**Work required**
Beginning at the line that contains "Enumerate this screenshot's" and ending at the last line of the entries, write out each line exactly; include nothing outside that span.

Dataset items
□ □ □

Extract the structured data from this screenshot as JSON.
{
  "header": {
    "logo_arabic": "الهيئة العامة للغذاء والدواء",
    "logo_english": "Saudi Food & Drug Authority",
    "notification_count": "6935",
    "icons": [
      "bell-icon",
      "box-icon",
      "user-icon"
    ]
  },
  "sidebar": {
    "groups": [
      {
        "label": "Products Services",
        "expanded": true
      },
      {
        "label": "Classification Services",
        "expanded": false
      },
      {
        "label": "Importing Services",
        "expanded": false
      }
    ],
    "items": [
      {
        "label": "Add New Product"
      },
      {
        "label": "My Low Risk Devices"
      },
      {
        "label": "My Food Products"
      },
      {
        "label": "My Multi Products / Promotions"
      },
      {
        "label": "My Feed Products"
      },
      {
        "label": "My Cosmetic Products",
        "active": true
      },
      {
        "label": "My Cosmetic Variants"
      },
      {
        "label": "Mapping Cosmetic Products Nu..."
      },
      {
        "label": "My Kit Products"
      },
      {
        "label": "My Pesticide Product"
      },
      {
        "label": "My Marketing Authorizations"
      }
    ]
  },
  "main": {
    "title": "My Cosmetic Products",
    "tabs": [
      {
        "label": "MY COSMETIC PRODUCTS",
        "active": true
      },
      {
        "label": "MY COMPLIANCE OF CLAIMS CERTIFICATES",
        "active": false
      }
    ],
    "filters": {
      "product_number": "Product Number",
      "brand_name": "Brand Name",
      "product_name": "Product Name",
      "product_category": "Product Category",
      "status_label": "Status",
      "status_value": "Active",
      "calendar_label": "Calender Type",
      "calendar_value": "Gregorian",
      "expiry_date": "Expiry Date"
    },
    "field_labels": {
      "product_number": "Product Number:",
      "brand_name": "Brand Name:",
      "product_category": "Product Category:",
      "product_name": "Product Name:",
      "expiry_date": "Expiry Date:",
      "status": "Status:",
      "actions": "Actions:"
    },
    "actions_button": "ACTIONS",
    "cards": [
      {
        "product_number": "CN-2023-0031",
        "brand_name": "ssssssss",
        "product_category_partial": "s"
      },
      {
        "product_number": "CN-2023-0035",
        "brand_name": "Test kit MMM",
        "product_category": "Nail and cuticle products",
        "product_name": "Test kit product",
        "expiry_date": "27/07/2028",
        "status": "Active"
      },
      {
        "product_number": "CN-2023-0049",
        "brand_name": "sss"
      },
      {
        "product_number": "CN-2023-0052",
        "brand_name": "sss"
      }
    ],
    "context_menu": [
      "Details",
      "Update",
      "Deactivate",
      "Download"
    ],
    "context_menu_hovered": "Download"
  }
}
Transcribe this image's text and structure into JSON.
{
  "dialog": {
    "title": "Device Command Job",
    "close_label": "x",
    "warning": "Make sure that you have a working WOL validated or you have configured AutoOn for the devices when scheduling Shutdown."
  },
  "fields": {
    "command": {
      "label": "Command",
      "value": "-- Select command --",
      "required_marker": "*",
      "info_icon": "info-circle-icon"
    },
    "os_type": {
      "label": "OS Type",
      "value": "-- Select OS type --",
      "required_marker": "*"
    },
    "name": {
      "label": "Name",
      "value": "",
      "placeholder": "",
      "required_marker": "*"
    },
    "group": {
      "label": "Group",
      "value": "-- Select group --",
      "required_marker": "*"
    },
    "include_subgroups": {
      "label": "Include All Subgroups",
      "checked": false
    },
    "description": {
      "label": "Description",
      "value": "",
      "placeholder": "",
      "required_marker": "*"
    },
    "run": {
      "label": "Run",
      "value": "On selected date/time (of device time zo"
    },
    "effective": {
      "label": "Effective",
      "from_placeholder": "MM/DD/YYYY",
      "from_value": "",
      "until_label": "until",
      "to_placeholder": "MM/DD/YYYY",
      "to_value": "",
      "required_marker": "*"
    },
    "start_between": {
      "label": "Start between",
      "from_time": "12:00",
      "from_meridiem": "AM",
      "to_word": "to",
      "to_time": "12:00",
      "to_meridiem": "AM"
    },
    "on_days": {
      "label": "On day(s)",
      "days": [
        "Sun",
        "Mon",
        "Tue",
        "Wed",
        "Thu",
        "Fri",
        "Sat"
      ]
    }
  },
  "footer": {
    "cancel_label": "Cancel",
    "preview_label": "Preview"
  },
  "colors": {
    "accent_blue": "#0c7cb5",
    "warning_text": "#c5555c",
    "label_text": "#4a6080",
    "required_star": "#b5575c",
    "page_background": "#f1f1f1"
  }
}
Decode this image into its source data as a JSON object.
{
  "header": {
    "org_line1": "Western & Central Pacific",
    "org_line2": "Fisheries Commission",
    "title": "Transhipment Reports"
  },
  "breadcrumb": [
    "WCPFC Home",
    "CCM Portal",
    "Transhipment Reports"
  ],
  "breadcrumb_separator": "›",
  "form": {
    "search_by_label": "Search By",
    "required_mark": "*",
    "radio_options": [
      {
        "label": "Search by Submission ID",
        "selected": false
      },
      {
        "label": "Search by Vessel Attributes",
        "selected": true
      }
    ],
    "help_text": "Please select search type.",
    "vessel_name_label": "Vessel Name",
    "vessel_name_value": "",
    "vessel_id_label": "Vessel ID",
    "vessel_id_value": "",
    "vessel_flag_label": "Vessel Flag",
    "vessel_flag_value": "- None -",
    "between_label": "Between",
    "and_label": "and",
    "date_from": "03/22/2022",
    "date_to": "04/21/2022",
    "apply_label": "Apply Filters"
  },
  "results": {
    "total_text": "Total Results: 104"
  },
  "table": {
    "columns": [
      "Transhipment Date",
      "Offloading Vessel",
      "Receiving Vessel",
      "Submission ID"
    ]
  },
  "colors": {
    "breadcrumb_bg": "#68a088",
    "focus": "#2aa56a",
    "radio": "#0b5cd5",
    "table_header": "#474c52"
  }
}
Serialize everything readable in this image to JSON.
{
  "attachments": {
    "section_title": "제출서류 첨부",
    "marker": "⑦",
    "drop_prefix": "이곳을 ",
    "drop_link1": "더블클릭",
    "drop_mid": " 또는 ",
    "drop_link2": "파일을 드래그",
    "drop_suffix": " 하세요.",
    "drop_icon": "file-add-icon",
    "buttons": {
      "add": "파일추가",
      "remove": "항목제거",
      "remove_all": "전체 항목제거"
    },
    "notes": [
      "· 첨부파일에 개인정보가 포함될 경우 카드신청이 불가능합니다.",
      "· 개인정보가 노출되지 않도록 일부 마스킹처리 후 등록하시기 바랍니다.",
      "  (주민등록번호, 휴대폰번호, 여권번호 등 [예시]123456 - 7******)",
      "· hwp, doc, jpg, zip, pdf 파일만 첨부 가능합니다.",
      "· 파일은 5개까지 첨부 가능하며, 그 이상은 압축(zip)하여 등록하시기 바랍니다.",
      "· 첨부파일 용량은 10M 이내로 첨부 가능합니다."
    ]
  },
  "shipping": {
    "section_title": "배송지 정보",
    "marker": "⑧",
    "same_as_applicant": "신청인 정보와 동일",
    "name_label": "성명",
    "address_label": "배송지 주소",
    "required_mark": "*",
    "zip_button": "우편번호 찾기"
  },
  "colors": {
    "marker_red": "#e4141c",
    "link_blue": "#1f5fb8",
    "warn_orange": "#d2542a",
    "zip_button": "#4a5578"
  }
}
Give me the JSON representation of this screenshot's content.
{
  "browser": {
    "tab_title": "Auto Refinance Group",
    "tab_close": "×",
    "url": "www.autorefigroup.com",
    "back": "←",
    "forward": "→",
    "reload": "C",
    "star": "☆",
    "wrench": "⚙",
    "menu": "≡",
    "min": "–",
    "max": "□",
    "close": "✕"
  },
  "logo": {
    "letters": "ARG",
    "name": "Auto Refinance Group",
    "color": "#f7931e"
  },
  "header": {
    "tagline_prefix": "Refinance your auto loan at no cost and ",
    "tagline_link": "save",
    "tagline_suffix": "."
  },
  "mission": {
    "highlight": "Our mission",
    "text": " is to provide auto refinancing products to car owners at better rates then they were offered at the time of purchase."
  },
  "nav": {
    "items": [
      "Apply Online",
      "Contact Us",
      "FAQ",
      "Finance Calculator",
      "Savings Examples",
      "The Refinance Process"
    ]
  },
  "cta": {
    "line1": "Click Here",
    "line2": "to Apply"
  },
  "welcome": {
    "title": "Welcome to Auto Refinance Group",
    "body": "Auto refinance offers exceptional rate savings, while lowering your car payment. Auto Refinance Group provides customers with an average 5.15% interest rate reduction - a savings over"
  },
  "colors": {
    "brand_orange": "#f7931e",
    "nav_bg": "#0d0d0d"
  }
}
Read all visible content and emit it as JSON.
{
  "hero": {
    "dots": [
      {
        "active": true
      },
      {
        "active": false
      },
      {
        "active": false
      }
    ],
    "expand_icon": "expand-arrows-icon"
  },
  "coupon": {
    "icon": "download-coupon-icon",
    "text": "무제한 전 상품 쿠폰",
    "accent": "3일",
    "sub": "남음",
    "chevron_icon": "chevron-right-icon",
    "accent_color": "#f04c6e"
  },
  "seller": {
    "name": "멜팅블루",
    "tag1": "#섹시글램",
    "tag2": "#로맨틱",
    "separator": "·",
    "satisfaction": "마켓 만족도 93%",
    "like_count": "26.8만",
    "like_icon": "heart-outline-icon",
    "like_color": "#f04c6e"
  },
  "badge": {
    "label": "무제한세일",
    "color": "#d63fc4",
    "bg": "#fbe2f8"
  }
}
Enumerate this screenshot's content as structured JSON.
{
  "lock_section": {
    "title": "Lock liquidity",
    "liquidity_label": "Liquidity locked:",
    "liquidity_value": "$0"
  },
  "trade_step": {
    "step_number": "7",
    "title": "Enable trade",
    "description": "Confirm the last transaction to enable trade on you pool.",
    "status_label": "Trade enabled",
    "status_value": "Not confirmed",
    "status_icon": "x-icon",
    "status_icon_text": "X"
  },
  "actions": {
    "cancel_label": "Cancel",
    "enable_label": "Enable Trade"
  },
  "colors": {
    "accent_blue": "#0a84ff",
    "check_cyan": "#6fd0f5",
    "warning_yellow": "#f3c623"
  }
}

□ □ □

**Response**
Enumerate this screenshot's content as structured JSON.
{
  "lock_section": {
    "title": "Lock liquidity",
    "liquidity_label": "Liquidity locked:",
    "liquidity_value": "$0"
  },
  "trade_step": {
    "step_number": "7",
    "title": "Enable trade",
    "description": "Confirm the last transaction to enable trade on you pool.",
    "status_label": "Trade enabled",
    "status_value": "Not confirmed",
    "status_icon": "x-icon",
    "status_icon_text": "X"
  },
  "actions": {
    "cancel_label": "Cancel",
    "enable_label": "Enable Trade"
  },
  "colors": {
    "accent_blue": "#0a84ff",
    "check_cyan": "#6fd0f5",
    "warning_yellow": "#f3c623"
  }
}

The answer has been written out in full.